* _PROBLEM DETAILS_
Provide an exact transcription of all the records.

* _EXCERPTED DATA_
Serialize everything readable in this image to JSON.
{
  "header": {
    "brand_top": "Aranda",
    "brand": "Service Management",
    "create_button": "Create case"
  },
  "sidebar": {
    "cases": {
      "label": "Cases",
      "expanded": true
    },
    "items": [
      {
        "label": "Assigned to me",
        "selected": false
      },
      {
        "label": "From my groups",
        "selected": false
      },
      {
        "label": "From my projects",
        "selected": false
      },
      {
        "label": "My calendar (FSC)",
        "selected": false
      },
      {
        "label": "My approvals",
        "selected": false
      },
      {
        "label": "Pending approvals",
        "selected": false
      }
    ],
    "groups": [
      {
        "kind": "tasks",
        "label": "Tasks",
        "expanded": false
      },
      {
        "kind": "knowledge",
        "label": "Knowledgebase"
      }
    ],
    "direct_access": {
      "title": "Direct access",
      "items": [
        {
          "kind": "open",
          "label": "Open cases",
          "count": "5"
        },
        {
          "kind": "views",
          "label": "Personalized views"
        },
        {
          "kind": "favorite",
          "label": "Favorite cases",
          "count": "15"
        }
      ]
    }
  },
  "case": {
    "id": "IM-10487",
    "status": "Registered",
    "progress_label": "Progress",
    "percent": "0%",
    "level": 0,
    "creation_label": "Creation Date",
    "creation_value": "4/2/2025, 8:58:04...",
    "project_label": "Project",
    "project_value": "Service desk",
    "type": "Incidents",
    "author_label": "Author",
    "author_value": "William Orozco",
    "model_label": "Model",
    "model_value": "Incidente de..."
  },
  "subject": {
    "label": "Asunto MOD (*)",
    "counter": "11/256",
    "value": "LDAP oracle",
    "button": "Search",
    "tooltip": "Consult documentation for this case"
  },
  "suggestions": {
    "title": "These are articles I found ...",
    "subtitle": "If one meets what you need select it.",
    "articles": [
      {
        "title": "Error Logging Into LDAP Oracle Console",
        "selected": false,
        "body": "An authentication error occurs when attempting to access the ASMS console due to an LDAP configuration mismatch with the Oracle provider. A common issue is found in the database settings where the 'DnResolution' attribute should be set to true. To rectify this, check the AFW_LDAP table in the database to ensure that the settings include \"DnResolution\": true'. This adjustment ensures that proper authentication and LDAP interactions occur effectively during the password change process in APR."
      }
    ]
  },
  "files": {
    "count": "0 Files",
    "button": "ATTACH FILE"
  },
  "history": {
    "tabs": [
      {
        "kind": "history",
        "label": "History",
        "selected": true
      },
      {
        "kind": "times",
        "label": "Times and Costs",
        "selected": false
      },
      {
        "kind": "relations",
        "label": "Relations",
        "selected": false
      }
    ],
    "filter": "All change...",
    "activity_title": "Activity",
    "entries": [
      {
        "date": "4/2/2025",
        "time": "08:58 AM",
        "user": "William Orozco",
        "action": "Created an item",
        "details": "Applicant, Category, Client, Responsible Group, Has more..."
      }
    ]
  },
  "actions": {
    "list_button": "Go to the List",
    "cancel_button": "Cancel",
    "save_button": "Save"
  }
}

* _WRITTEN SOLUTION_
Serialize everything readable in this image to JSON.
{
  "header": {
    "brand_top": "Aranda",
    "brand": "Service Management",
    "create_button": "Create case"
  },
  "sidebar": {
    "cases": {
      "label": "Cases",
      "expanded": true
    },
    "items": [
      {
        "label": "Assigned to me",
        "selected": false
      },
      {
        "label": "From my groups",
        "selected": false
      },
      {
        "label": "From my projects",
        "selected": false
      },
      {
        "label": "My calendar (FSC)",
        "selected": false
      },
      {
        "label": "My approvals",
        "selected": false
      },
      {
        "label": "Pending approvals",
        "selected": false
      }
    ],
    "groups": [
      {
        "kind": "tasks",
        "label": "Tasks",
        "expanded": false
      },
      {
        "kind": "knowledge",
        "label": "Knowledgebase"
      }
    ],
    "direct_access": {
      "title": "Direct access",
      "items": [
        {
          "kind": "open",
          "label": "Open cases",
          "count": "5"
        },
        {
          "kind": "views",
          "label": "Personalized views"
        },
        {
          "kind": "favorite",
          "label": "Favorite cases",
          "count": "15"
        }
      ]
    }
  },
  "case": {
    "id": "IM-10487",
    "status": "Registered",
    "progress_label": "Progress",
    "percent": "0%",
    "level": 0,
    "creation_label": "Creation Date",
    "creation_value": "4/2/2025, 8:58:04...",
    "project_label": "Project",
    "project_value": "Service desk",
    "type": "Incidents",
    "author_label": "Author",
    "author_value": "William Orozco",
    "model_label": "Model",
    "model_value": "Incidente de..."
  },
  "subject": {
    "label": "Asunto MOD (*)",
    "counter": "11/256",
    "value": "LDAP oracle",
    "button": "Search",
    "tooltip": "Consult documentation for this case"
  },
  "suggestions": {
    "title": "These are articles I found ...",
    "subtitle": "If one meets what you need select it.",
    "articles": [
      {
        "title": "Error Logging Into LDAP Oracle Console",
        "selected": false,
        "body": "An authentication error occurs when attempting to access the ASMS console due to an LDAP configuration mismatch with the Oracle provider. A common issue is found in the database settings where the 'DnResolution' attribute should be set to true. To rectify this, check the AFW_LDAP table in the database to ensure that the settings include \"DnResolution\": true'. This adjustment ensures that proper authentication and LDAP interactions occur effectively during the password change process in APR."
      }
    ]
  },
  "files": {
    "count": "0 Files",
    "button": "ATTACH FILE"
  },
  "history": {
    "tabs": [
      {
        "kind": "history",
        "label": "History",
        "selected": true
      },
      {
        "kind": "times",
        "label": "Times and Costs",
        "selected": false
      },
      {
        "kind": "relations",
        "label": "Relations",
        "selected": false
      }
    ],
    "filter": "All change...",
    "activity_title": "Activity",
    "entries": [
      {
        "date": "4/2/2025",
        "time": "08:58 AM",
        "user": "William Orozco",
        "action": "Created an item",
        "details": "Applicant, Category, Client, Responsible Group, Has more..."
      }
    ]
  },
  "actions": {
    "list_button": "Go to the List",
    "cancel_button": "Cancel",
    "save_button": "Save"
  }
}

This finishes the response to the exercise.